* DIRECTION: Gather all lines from the material that contain "целях".
◇ ◇ ◇ ◇ ◇
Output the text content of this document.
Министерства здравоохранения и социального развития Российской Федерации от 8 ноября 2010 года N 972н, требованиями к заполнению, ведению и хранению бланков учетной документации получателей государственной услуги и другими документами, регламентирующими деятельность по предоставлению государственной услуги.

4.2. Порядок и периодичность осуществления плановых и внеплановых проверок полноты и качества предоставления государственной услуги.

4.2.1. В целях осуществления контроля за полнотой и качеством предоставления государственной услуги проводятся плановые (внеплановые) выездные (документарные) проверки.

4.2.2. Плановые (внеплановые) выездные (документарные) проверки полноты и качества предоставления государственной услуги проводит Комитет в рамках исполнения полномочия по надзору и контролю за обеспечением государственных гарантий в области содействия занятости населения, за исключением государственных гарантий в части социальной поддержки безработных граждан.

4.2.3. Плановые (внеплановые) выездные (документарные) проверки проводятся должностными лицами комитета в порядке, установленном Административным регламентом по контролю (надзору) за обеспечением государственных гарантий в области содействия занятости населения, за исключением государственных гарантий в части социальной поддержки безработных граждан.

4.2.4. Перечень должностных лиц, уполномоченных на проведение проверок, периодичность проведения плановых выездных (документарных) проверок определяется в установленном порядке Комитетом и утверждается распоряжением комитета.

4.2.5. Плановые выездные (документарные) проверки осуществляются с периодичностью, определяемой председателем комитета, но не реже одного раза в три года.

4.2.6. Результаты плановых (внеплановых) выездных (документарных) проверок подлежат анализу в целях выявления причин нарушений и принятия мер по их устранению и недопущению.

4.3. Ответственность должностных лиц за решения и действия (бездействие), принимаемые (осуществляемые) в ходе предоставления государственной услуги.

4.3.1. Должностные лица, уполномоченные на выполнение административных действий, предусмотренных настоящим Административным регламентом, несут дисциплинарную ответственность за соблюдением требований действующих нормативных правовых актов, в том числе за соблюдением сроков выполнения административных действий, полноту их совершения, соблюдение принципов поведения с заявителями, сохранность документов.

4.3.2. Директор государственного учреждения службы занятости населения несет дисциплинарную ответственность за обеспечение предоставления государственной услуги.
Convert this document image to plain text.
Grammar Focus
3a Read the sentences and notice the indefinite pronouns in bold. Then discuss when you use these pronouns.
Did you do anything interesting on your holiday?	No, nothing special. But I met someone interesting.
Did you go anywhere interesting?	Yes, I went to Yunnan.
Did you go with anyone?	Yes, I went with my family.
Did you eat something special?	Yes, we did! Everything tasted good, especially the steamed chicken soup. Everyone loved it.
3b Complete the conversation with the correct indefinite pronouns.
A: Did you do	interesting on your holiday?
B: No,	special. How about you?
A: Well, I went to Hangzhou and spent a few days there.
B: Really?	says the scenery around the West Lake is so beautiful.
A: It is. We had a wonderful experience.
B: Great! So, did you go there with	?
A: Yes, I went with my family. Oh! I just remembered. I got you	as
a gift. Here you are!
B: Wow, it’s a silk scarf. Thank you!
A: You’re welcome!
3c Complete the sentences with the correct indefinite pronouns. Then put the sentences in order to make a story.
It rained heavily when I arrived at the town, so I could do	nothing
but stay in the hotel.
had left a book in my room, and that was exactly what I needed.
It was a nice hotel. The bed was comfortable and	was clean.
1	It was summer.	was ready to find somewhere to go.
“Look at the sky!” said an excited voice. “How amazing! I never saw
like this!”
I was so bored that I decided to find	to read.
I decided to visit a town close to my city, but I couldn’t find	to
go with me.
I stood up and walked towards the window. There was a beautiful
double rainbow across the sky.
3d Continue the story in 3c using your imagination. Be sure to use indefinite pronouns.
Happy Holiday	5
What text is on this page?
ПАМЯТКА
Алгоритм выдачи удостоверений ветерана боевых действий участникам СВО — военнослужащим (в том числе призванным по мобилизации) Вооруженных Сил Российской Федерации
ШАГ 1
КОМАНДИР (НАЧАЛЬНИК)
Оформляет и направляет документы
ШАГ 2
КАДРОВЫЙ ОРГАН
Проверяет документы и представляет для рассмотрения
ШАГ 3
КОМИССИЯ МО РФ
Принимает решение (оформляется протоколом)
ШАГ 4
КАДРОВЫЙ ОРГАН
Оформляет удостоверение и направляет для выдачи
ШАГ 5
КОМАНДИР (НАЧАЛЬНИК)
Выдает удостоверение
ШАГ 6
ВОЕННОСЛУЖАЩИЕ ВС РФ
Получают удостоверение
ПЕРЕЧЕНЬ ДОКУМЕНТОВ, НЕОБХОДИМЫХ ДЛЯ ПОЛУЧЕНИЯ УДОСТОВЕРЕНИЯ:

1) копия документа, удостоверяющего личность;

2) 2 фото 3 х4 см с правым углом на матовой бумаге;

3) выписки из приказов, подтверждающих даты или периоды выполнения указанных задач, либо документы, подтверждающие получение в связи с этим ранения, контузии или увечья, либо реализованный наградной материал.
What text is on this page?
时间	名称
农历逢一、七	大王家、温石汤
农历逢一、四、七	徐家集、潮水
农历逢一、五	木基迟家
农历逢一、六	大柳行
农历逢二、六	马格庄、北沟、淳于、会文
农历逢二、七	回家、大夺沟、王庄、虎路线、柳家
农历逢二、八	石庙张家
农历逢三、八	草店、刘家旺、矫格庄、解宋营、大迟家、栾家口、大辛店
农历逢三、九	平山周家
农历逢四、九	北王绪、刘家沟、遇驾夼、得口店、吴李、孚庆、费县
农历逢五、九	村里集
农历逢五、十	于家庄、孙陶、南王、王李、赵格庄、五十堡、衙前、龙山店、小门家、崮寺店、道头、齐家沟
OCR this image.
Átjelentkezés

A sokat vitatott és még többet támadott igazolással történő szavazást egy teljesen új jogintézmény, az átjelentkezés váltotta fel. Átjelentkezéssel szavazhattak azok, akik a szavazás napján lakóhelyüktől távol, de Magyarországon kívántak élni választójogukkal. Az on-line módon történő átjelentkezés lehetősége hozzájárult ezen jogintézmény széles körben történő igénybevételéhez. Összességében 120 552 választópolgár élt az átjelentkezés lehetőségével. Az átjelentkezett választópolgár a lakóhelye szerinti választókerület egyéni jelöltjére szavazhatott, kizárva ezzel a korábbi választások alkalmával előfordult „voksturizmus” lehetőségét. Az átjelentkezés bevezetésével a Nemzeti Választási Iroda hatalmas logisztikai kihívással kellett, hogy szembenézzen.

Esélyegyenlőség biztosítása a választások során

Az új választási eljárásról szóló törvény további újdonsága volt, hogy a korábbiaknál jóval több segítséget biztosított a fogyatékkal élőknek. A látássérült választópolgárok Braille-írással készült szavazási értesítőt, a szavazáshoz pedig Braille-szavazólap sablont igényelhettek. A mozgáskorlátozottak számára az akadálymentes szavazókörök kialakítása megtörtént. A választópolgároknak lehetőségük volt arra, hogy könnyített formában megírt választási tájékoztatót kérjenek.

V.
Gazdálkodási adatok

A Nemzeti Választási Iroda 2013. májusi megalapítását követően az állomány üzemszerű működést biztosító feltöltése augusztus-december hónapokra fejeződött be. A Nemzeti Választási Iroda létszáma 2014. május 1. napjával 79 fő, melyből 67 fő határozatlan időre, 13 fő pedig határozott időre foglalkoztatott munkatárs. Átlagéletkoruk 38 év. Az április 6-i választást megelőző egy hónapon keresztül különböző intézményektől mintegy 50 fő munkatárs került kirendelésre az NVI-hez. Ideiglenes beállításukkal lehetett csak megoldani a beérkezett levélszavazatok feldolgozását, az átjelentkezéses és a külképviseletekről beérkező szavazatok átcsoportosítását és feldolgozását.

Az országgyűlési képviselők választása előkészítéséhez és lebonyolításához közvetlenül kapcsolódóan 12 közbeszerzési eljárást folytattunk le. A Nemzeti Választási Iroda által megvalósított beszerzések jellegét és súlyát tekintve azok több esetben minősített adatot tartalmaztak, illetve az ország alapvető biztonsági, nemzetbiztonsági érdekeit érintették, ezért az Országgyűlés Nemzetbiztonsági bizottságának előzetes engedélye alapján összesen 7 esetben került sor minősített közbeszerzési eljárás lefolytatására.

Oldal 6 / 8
◇ ◇ ◇ ◇ ◇
* PROBLEM SOLUTION:
4.2.1. В целях осуществления контроля за полнотой и качеством предоставления государственной услуги проводятся плановые (внеплановые) выездные (документарные) проверки.
4.2.6. Результаты плановых (внеплановых) выездных (документарных) проверок подлежат анализу в целях выявления причин нарушений и принятия мер по их устранению и недопущению.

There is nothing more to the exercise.